To be done: Copy, without any change, the entries from the line containing "x-tick-label: 200 (711, 629, 736, 644)" to the line containing "series-line-15 (160, 256, 862, 598)", including both of those lines.

The data:
──────────────────────────────
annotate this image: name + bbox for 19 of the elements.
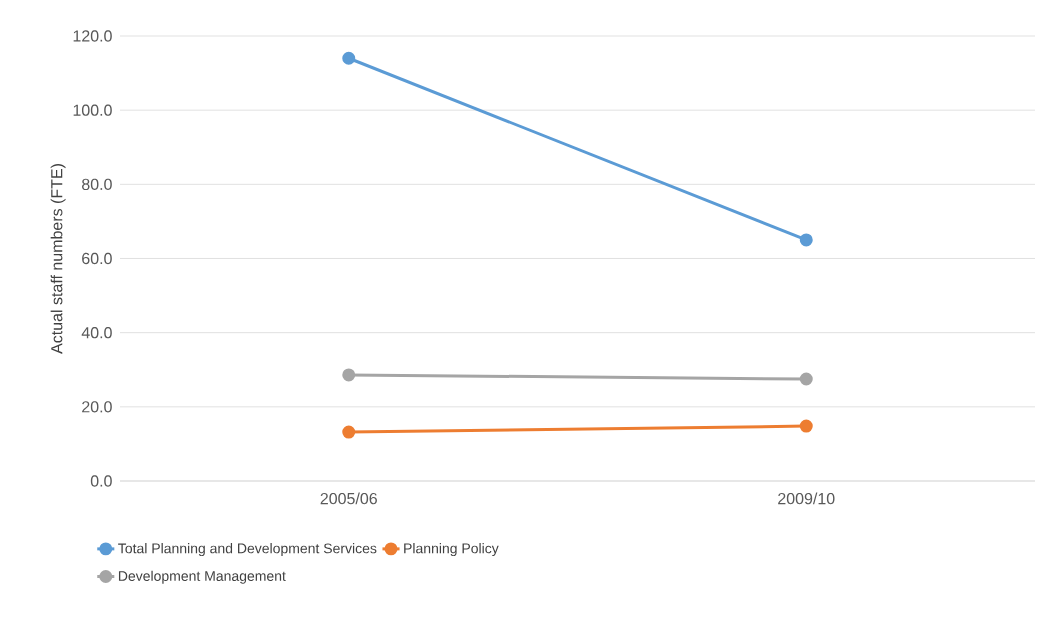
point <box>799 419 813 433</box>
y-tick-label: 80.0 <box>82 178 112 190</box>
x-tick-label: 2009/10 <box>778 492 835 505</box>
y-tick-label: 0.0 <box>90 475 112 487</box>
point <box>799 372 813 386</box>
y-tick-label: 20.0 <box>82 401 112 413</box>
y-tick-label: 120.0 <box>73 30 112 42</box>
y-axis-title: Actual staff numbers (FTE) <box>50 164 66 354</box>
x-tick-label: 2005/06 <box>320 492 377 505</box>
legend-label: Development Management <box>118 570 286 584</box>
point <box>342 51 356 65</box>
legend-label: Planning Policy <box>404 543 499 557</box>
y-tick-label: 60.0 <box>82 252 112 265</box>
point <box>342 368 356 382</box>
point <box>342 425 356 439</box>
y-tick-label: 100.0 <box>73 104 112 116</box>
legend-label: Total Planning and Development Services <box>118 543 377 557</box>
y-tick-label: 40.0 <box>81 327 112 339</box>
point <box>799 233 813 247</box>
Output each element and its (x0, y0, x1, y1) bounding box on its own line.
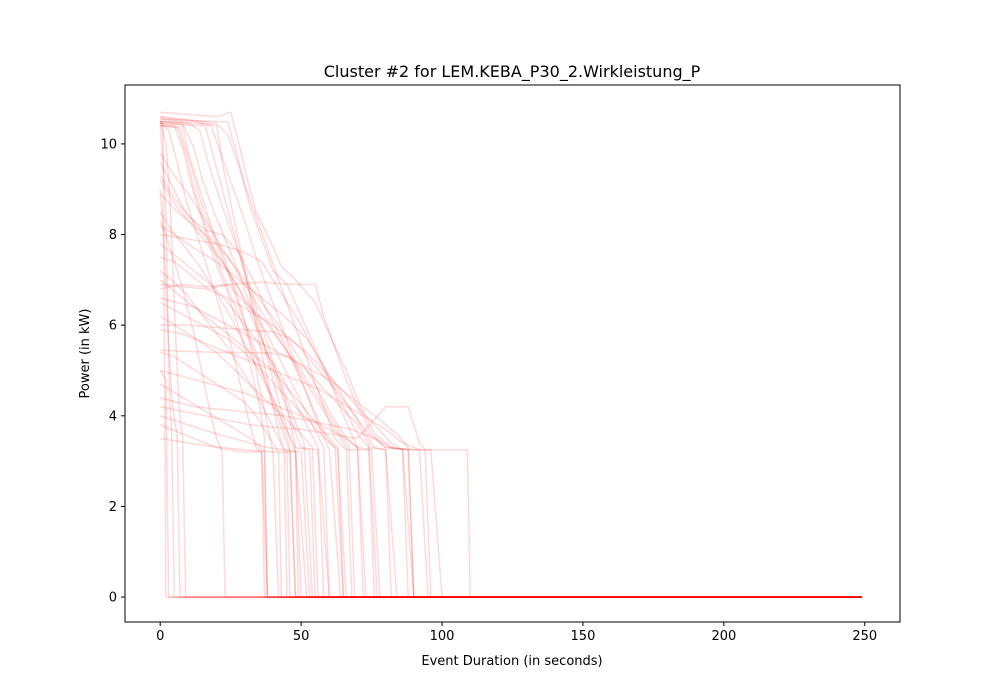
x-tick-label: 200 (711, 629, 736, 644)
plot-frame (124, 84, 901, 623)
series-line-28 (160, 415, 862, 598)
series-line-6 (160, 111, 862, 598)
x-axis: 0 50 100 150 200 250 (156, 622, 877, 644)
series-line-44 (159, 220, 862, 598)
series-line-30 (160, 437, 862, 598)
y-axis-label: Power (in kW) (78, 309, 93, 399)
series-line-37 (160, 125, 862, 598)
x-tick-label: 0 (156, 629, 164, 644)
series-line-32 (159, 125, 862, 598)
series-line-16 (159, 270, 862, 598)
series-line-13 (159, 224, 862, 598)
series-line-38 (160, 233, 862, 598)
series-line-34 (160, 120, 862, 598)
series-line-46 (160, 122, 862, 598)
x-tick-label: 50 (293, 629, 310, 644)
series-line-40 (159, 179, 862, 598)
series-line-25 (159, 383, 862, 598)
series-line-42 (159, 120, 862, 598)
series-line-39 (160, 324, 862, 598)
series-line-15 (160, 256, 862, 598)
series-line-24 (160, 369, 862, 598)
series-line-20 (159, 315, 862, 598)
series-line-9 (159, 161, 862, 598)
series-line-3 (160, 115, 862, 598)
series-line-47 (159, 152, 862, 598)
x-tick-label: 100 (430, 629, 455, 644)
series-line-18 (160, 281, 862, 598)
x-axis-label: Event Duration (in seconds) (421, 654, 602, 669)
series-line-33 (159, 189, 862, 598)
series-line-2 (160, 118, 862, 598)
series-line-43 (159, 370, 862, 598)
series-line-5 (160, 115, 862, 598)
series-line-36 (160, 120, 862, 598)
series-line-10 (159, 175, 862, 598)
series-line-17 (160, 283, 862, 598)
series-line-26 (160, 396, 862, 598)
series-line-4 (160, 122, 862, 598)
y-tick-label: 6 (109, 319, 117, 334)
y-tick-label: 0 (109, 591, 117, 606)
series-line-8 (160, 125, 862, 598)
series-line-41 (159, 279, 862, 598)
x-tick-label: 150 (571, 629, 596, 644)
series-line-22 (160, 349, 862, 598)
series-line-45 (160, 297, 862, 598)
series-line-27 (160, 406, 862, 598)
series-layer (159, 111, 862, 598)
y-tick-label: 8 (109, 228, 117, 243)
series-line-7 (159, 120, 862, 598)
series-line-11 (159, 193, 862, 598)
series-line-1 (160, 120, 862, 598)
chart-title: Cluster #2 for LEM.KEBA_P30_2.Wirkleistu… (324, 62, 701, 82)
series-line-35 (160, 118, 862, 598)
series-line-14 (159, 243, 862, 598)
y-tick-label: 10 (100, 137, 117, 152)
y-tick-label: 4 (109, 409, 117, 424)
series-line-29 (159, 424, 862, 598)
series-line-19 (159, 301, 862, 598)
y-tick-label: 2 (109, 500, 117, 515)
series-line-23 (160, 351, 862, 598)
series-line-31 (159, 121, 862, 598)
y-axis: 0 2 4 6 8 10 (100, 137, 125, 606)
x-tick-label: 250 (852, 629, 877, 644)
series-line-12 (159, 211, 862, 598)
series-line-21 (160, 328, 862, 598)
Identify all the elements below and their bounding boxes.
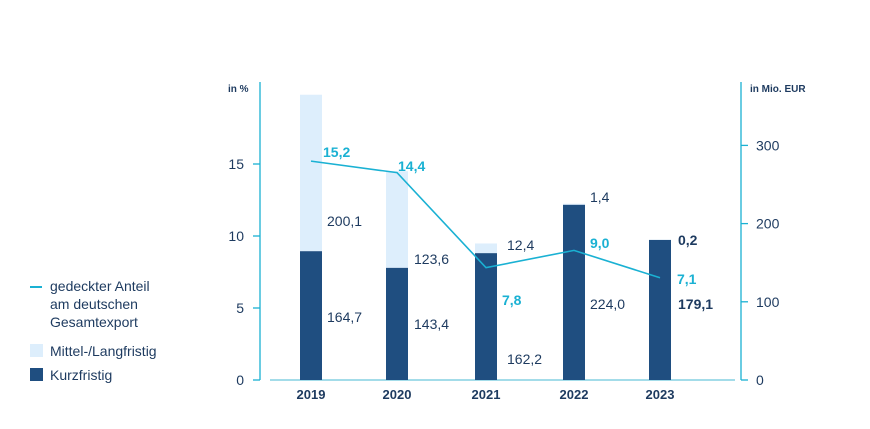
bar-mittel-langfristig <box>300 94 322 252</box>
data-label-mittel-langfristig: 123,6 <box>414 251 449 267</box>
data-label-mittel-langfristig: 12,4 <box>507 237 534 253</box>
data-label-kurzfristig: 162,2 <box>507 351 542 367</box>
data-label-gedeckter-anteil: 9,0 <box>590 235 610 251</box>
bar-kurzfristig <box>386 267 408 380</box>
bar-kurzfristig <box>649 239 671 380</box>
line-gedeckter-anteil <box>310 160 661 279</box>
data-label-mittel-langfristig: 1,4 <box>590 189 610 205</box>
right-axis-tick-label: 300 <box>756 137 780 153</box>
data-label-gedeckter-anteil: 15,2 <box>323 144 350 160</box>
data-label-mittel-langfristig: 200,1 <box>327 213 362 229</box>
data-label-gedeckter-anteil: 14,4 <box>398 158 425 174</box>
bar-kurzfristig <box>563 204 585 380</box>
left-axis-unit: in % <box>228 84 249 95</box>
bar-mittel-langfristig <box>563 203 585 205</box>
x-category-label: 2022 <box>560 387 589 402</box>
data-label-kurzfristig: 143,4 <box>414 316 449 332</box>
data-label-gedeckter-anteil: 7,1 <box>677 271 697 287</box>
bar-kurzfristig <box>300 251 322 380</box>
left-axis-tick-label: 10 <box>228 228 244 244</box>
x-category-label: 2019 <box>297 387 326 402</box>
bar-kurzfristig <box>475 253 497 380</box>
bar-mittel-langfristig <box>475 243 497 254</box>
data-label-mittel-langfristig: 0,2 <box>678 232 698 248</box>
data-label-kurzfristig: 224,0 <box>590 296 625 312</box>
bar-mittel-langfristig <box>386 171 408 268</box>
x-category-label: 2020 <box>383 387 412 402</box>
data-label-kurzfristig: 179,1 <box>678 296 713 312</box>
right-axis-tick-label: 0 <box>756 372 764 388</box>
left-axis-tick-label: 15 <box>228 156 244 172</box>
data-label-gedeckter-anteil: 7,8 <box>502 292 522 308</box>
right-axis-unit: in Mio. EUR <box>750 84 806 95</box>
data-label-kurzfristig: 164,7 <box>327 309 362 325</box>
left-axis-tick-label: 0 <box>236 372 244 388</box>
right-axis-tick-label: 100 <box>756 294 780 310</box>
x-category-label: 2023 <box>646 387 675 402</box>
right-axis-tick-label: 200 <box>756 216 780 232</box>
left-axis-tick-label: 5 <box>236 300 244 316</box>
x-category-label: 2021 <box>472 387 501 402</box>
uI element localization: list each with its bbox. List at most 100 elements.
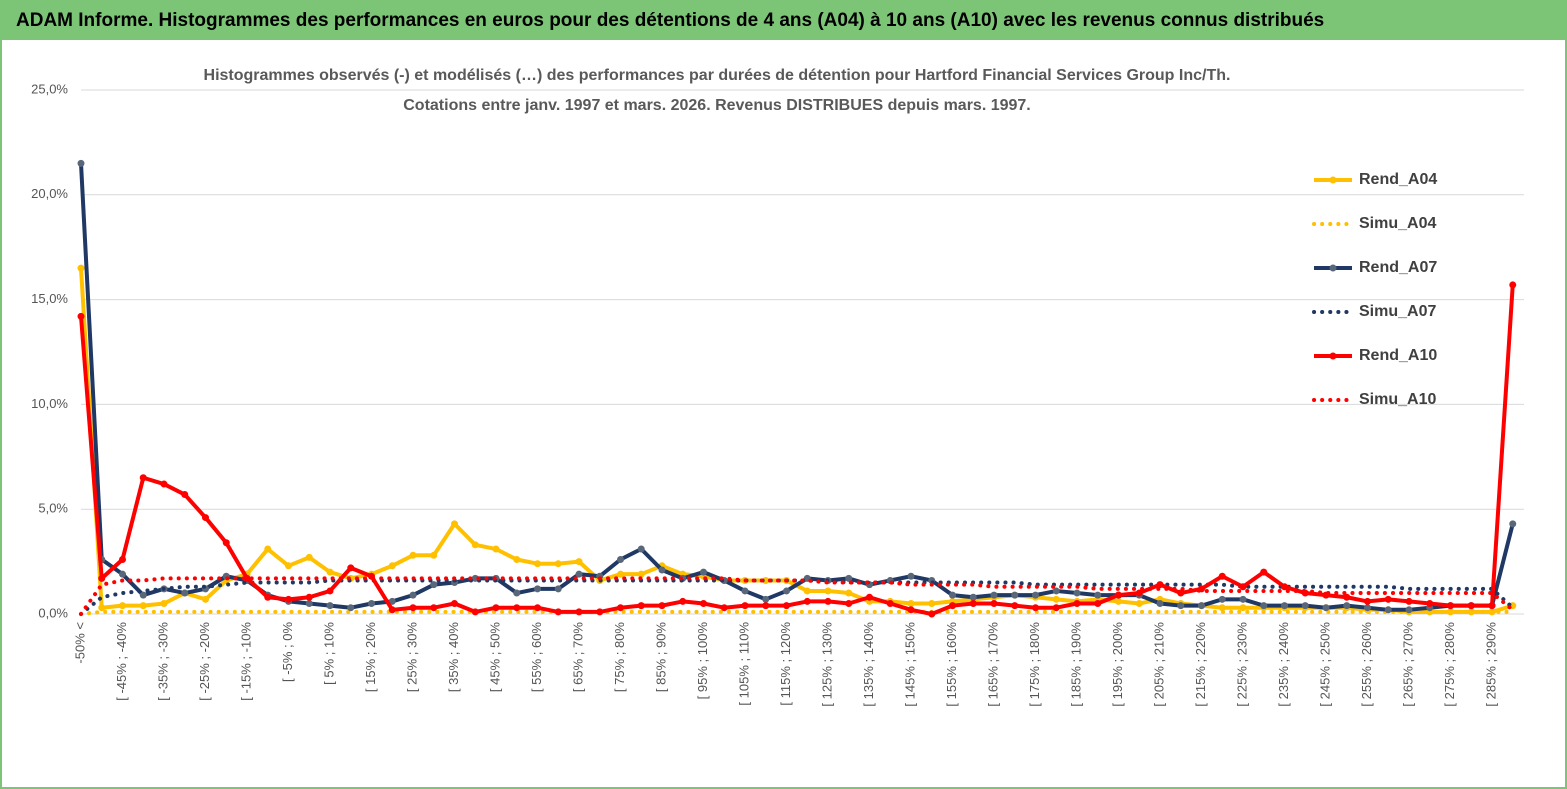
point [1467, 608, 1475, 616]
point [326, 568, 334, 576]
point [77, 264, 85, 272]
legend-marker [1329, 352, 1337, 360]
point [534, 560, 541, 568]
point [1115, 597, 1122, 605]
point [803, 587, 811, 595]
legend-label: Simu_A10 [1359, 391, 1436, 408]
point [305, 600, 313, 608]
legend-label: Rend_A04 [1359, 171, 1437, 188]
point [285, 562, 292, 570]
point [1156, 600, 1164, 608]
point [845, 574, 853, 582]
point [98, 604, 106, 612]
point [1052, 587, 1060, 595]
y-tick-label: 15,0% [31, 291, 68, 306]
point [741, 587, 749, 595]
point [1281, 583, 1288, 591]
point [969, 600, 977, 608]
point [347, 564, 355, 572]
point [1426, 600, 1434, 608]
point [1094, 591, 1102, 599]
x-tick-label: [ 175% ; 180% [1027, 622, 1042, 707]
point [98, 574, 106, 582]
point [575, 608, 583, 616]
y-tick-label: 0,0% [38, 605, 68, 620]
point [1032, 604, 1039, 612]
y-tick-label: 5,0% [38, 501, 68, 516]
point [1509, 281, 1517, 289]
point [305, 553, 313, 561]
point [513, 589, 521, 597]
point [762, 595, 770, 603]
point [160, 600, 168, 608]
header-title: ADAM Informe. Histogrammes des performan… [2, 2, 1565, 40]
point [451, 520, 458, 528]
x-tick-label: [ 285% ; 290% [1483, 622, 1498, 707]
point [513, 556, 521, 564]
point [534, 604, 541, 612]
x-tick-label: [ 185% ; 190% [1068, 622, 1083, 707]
──────────────────────────────
Complete answer:
x-tick-label: 200 (711, 629, 736, 644)
plot-frame (124, 84, 901, 623)
series-line-28 (160, 415, 862, 598)
series-line-6 (160, 111, 862, 598)
x-axis: 0 50 100 150 200 250 (156, 622, 877, 644)
series-line-44 (159, 220, 862, 598)
series-line-30 (160, 437, 862, 598)
y-axis-label: Power (in kW) (78, 309, 93, 399)
series-line-37 (160, 125, 862, 598)
x-tick-label: 0 (156, 629, 164, 644)
series-line-32 (159, 125, 862, 598)
series-line-16 (159, 270, 862, 598)
series-line-13 (159, 224, 862, 598)
series-line-38 (160, 233, 862, 598)
series-line-34 (160, 120, 862, 598)
series-line-46 (160, 122, 862, 598)
x-tick-label: 50 (293, 629, 310, 644)
series-line-40 (159, 179, 862, 598)
series-line-25 (159, 383, 862, 598)
series-line-42 (159, 120, 862, 598)
series-line-39 (160, 324, 862, 598)
series-line-15 (160, 256, 862, 598)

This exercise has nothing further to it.